● REQUIRED TASK:
Your task is to output the entries below word for word.

● RAW RECORDS:

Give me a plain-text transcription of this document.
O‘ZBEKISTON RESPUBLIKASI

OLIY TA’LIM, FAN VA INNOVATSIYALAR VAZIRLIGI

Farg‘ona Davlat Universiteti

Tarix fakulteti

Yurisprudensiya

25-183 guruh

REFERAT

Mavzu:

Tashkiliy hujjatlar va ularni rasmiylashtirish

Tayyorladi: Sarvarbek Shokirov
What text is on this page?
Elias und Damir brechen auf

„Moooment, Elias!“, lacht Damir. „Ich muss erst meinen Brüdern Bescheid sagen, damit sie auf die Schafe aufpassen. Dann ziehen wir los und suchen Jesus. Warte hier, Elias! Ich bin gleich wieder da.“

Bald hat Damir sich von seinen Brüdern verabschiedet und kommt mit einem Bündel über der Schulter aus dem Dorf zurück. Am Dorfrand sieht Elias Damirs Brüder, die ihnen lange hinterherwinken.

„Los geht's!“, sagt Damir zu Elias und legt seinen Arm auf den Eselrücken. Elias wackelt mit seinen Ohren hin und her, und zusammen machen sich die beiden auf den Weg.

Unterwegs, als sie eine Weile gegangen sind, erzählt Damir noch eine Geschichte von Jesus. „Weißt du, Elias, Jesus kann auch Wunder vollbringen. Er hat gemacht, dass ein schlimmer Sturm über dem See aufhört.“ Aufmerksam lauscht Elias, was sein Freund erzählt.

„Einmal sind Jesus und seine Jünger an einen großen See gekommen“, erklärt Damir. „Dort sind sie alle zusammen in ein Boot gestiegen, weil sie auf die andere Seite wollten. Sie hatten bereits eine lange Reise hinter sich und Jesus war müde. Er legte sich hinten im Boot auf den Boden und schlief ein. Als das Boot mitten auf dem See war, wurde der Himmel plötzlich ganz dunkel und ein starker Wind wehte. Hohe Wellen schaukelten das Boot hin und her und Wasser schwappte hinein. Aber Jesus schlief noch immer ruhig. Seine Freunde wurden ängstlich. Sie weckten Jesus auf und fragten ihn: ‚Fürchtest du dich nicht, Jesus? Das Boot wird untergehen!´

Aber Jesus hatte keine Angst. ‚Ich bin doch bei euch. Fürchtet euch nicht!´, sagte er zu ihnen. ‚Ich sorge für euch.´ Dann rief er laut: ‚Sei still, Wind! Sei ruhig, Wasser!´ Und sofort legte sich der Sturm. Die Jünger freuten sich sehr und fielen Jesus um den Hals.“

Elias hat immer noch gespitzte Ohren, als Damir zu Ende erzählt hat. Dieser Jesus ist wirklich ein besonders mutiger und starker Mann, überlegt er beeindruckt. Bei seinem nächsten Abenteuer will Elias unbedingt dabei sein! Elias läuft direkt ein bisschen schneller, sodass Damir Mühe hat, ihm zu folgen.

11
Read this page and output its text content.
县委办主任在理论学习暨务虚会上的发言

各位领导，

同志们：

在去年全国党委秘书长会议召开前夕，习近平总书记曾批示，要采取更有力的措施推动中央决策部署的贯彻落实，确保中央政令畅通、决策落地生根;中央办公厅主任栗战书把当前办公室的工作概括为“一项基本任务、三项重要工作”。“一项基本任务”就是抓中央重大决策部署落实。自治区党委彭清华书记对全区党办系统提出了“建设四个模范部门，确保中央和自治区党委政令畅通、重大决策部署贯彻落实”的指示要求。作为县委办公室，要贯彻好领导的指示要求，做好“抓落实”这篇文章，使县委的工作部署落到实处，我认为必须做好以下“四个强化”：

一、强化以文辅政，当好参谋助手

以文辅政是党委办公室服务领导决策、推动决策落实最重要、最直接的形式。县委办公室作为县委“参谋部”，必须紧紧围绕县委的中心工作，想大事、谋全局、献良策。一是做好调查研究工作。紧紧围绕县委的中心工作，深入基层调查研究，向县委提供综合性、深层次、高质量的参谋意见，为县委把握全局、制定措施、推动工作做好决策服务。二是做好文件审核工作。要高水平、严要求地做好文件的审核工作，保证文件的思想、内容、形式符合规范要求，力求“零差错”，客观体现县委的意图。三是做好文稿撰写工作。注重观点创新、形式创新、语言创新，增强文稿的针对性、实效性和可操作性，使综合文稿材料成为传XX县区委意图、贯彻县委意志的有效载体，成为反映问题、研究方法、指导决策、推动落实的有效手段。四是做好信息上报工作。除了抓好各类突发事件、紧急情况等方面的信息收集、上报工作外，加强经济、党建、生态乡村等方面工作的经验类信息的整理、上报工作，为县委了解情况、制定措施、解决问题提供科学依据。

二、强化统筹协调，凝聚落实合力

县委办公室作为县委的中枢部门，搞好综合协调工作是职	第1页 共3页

● OUTPUT OF THE TASK:
Give me a plain-text transcription of this document.
O‘ZBEKISTON RESPUBLIKASI

OLIY TA’LIM, FAN VA INNOVATSIYALAR VAZIRLIGI

Farg‘ona Davlat Universiteti

Tarix fakulteti

Yurisprudensiya

25-183 guruh

REFERAT

Mavzu:

Tashkiliy hujjatlar va ularni rasmiylashtirish

Tayyorladi: Sarvarbek Shokirov
What text is on this page?
Elias und Damir brechen auf

„Moooment, Elias!“, lacht Damir. „Ich muss erst meinen Brüdern Bescheid sagen, damit sie auf die Schafe aufpassen. Dann ziehen wir los und suchen Jesus. Warte hier, Elias! Ich bin gleich wieder da.“

Bald hat Damir sich von seinen Brüdern verabschiedet und kommt mit einem Bündel über der Schulter aus dem Dorf zurück. Am Dorfrand sieht Elias Damirs Brüder, die ihnen lange hinterherwinken.

„Los geht's!“, sagt Damir zu Elias und legt seinen Arm auf den Eselrücken. Elias wackelt mit seinen Ohren hin und her, und zusammen machen sich die beiden auf den Weg.

Unterwegs, als sie eine Weile gegangen sind, erzählt Damir noch eine Geschichte von Jesus. „Weißt du, Elias, Jesus kann auch Wunder vollbringen. Er hat gemacht, dass ein schlimmer Sturm über dem See aufhört.“ Aufmerksam lauscht Elias, was sein Freund erzählt.

„Einmal sind Jesus und seine Jünger an einen großen See gekommen“, erklärt Damir. „Dort sind sie alle zusammen in ein Boot gestiegen, weil sie auf die andere Seite wollten. Sie hatten bereits eine lange Reise hinter sich und Jesus war müde. Er legte sich hinten im Boot auf den Boden und schlief ein. Als das Boot mitten auf dem See war, wurde der Himmel plötzlich ganz dunkel und ein starker Wind wehte. Hohe Wellen schaukelten das Boot hin und her und Wasser schwappte hinein. Aber Jesus schlief noch immer ruhig. Seine Freunde wurden ängstlich. Sie weckten Jesus auf und fragten ihn: ‚Fürchtest du dich nicht, Jesus? Das Boot wird untergehen!´

Aber Jesus hatte keine Angst. ‚Ich bin doch bei euch. Fürchtet euch nicht!´, sagte er zu ihnen. ‚Ich sorge für euch.´ Dann rief er laut: ‚Sei still, Wind! Sei ruhig, Wasser!´ Und sofort legte sich der Sturm. Die Jünger freuten sich sehr und fielen Jesus um den Hals.“

Elias hat immer noch gespitzte Ohren, als Damir zu Ende erzählt hat. Dieser Jesus ist wirklich ein besonders mutiger und starker Mann, überlegt er beeindruckt. Bei seinem nächsten Abenteuer will Elias unbedingt dabei sein! Elias läuft direkt ein bisschen schneller, sodass Damir Mühe hat, ihm zu folgen.

11
Read this page and output its text content.
县委办主任在理论学习暨务虚会上的发言

各位领导，

同志们：

在去年全国党委秘书长会议召开前夕，习近平总书记曾批示，要采取更有力的措施推动中央决策部署的贯彻落实，确保中央政令畅通、决策落地生根;中央办公厅主任栗战书把当前办公室的工作概括为“一项基本任务、三项重要工作”。“一项基本任务”就是抓中央重大决策部署落实。自治区党委彭清华书记对全区党办系统提出了“建设四个模范部门，确保中央和自治区党委政令畅通、重大决策部署贯彻落实”的指示要求。作为县委办公室，要贯彻好领导的指示要求，做好“抓落实”这篇文章，使县委的工作部署落到实处，我认为必须做好以下“四个强化”：

一、强化以文辅政，当好参谋助手

以文辅政是党委办公室服务领导决策、推动决策落实最重要、最直接的形式。县委办公室作为县委“参谋部”，必须紧紧围绕县委的中心工作，想大事、谋全局、献良策。一是做好调查研究工作。紧紧围绕县委的中心工作，深入基层调查研究，向县委提供综合性、深层次、高质量的参谋意见，为县委把握全局、制定措施、推动工作做好决策服务。二是做好文件审核工作。要高水平、严要求地做好文件的审核工作，保证文件的思想、内容、形式符合规范要求，力求“零差错”，客观体现县委的意图。三是做好文稿撰写工作。注重观点创新、形式创新、语言创新，增强文稿的针对性、实效性和可操作性，使综合文稿材料成为传XX县区委意图、贯彻县委意志的有效载体，成为反映问题、研究方法、指导决策、推动落实的有效手段。四是做好信息上报工作。除了抓好各类突发事件、紧急情况等方面的信息收集、上报工作外，加强经济、党建、生态乡村等方面工作的经验类信息的整理、上报工作，为县委了解情况、制定措施、解决问题提供科学依据。

二、强化统筹协调，凝聚落实合力

县委办公室作为县委的中枢部门，搞好综合协调工作是职	第1页 共3页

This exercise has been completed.